■ What is needed: Extract and list every line that contains the word "content".

--------------------------------------------------

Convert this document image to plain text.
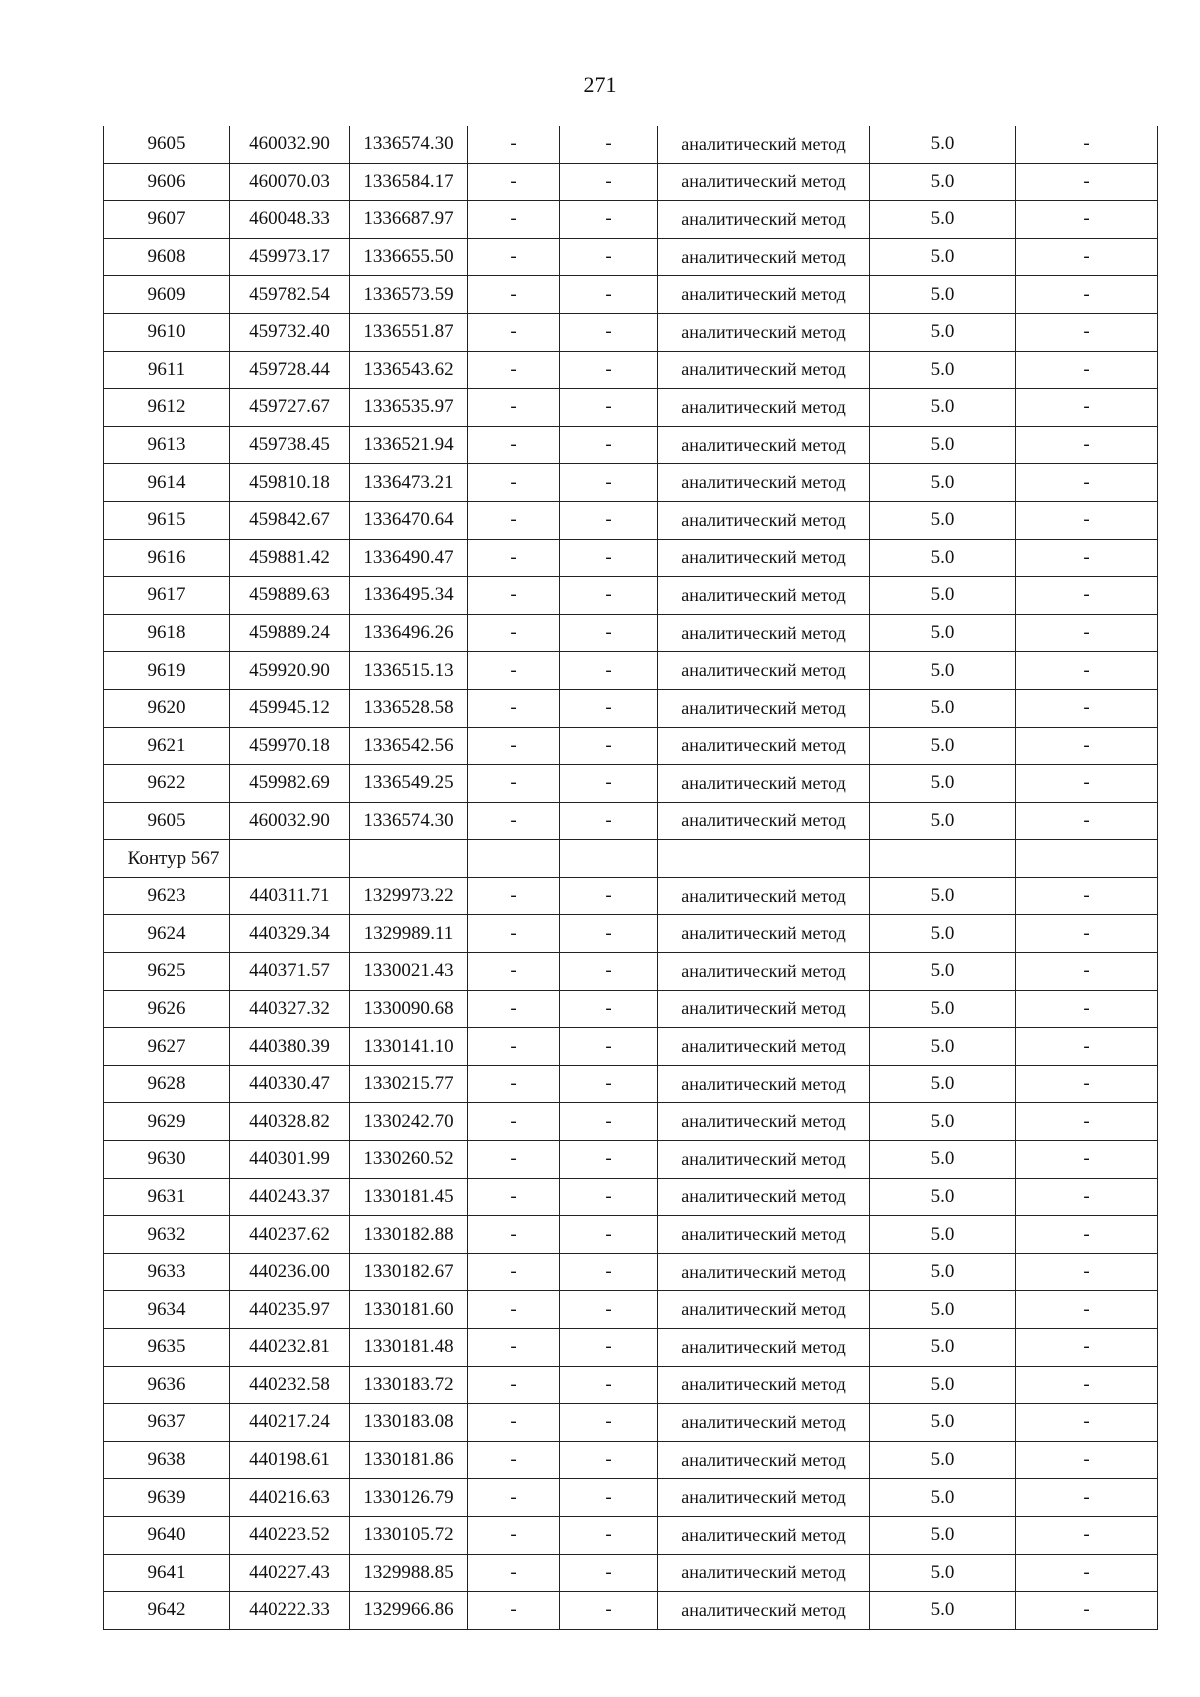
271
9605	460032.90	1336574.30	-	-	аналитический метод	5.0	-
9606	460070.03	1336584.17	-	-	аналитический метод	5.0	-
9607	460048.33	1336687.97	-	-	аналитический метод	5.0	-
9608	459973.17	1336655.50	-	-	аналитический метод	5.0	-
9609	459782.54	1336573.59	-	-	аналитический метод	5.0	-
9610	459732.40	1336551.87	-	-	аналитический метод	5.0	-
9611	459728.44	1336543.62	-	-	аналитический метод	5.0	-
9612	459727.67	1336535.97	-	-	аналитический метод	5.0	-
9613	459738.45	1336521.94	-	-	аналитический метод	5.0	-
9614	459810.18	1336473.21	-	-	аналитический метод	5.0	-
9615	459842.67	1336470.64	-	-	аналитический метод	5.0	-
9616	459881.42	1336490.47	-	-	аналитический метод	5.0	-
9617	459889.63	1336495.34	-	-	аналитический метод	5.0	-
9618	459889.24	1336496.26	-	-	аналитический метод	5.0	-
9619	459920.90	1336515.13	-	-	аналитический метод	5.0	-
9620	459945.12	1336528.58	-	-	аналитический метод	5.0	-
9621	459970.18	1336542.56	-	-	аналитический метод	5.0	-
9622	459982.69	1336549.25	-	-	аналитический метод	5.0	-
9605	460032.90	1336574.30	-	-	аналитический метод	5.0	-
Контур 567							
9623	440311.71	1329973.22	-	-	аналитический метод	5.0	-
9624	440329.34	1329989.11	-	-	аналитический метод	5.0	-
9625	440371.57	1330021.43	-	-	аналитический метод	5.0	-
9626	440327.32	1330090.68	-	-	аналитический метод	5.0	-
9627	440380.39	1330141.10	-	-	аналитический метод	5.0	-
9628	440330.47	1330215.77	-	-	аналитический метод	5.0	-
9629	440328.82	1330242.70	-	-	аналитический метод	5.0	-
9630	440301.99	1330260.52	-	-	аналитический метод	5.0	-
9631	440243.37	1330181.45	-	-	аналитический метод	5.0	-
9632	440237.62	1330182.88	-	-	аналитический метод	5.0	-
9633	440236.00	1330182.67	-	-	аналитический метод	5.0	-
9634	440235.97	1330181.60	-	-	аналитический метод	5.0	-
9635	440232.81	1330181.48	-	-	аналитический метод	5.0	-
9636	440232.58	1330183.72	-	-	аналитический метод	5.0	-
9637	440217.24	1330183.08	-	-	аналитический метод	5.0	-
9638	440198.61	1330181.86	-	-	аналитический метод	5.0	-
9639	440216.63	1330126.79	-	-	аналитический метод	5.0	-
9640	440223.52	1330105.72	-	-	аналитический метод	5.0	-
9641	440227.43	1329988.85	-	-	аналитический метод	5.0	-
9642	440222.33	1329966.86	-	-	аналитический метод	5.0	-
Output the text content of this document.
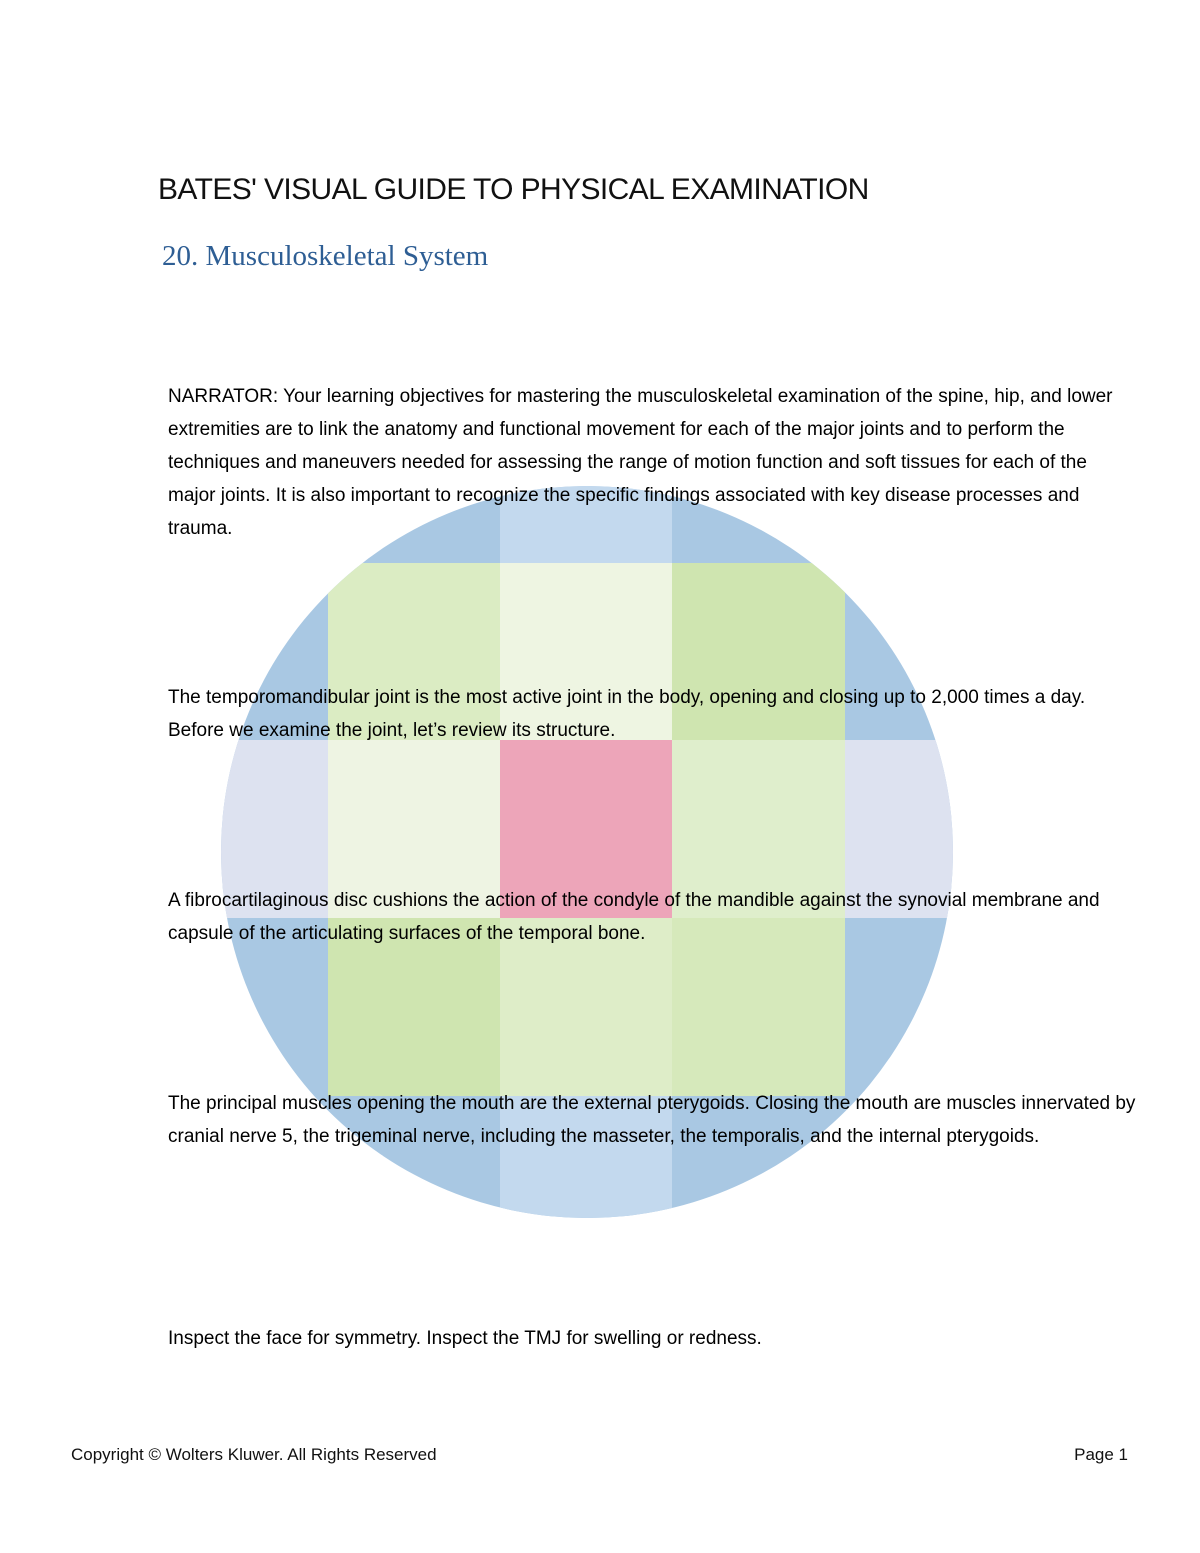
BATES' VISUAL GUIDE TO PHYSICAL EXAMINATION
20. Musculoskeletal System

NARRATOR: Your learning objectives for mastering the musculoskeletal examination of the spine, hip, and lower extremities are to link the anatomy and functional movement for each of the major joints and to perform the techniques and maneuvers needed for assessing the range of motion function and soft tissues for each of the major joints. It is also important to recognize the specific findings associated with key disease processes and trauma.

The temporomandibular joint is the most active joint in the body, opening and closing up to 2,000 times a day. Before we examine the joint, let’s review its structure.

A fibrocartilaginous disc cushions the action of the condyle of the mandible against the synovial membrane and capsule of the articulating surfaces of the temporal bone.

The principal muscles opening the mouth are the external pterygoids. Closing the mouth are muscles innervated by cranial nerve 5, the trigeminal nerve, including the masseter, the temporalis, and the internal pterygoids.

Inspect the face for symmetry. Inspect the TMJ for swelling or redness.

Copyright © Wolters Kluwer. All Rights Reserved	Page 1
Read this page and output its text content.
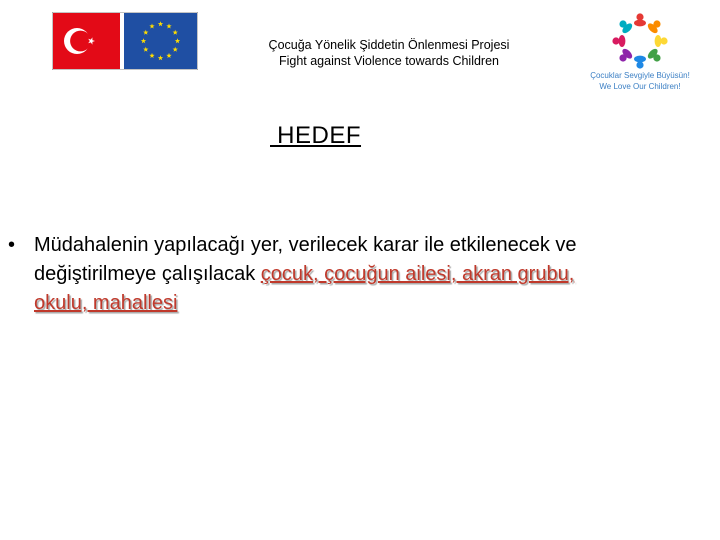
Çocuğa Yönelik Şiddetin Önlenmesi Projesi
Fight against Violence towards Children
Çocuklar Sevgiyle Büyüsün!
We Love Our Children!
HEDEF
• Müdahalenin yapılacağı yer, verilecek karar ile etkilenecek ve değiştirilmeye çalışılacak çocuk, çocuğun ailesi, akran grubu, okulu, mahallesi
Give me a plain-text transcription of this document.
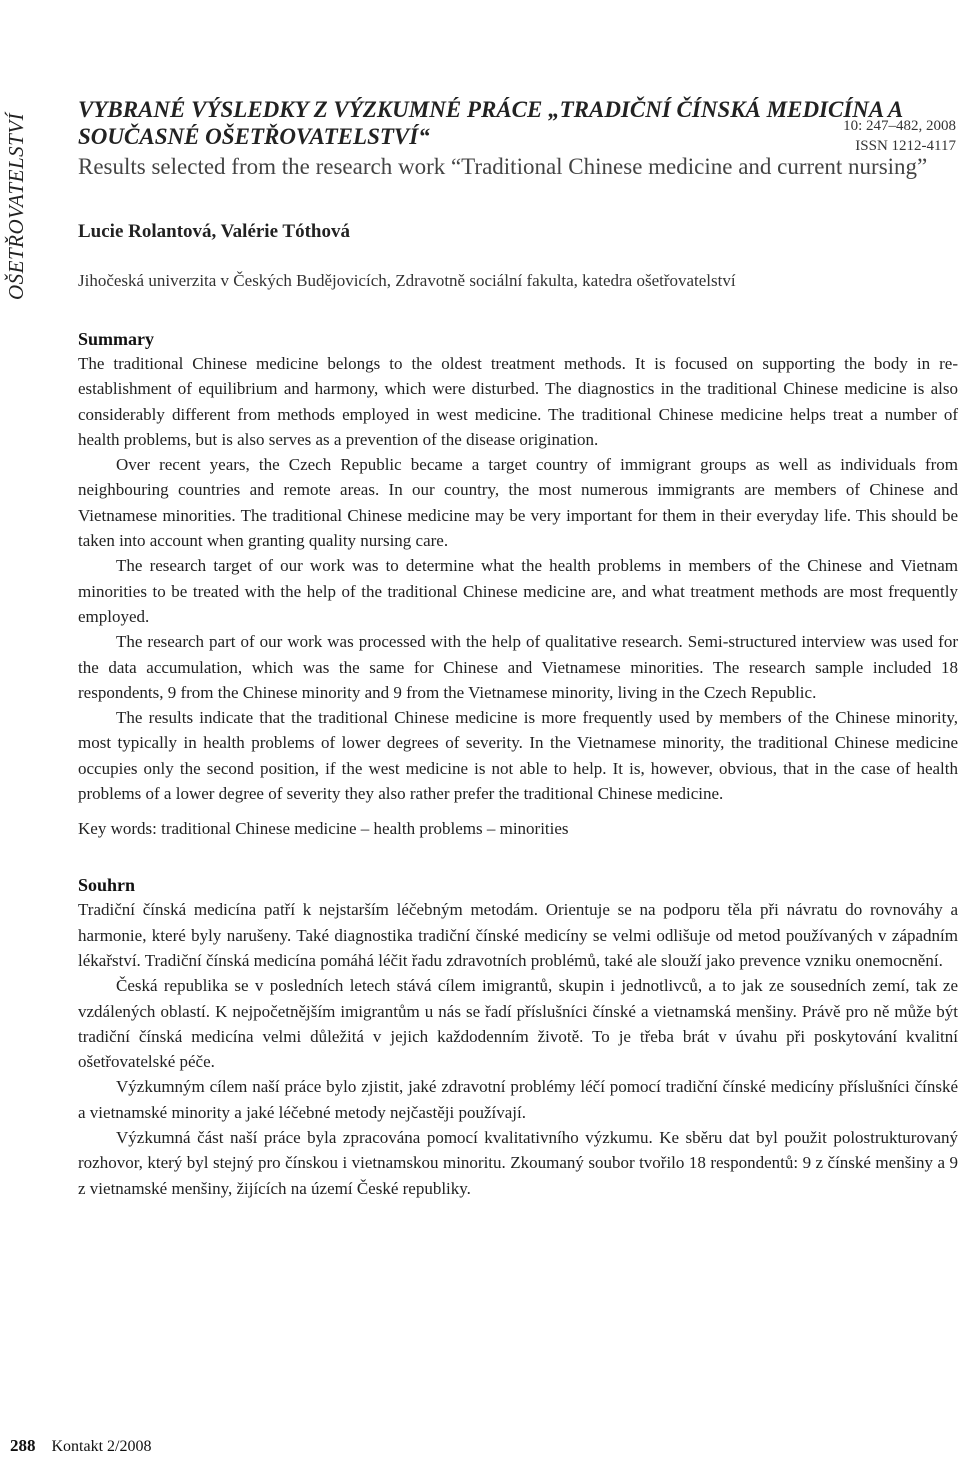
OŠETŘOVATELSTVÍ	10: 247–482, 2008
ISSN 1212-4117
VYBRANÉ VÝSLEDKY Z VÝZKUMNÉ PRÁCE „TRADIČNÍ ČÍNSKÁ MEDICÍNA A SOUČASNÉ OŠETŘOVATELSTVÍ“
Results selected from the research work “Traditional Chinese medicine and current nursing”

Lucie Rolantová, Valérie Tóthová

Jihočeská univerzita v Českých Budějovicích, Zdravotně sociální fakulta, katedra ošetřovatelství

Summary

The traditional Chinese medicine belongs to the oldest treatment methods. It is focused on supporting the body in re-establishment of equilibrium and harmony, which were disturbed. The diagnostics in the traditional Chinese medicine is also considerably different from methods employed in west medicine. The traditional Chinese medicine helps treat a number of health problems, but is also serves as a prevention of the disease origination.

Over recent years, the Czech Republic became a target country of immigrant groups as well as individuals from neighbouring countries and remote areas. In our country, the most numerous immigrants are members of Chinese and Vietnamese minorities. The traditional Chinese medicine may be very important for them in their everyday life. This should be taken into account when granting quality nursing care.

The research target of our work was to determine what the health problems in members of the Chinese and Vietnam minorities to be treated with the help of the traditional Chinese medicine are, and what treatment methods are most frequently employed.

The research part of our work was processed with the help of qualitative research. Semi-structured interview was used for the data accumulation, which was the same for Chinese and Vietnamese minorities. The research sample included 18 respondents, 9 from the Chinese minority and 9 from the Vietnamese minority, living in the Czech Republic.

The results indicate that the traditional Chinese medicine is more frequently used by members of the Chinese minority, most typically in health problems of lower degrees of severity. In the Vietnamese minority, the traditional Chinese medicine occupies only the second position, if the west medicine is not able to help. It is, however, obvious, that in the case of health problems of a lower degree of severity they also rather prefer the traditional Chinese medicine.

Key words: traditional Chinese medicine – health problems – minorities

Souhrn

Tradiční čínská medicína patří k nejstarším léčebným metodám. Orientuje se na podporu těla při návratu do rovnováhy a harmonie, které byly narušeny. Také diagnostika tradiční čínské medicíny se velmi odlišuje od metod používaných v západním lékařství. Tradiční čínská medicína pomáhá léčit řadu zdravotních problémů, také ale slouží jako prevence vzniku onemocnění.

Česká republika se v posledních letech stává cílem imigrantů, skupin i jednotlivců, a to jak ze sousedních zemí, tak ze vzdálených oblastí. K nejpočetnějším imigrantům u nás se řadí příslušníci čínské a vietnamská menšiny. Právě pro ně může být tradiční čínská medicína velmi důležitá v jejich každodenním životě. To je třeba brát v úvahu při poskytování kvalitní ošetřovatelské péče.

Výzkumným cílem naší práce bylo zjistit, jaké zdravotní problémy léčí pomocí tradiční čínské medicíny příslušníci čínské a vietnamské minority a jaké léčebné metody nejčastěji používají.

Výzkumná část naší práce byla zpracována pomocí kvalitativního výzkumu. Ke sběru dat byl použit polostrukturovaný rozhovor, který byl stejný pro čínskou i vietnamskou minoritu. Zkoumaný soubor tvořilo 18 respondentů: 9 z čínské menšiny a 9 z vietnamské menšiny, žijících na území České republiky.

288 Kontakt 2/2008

--------------------------------------------------

■ Final result:
Output the text content of this document.
Read this page and output its text content.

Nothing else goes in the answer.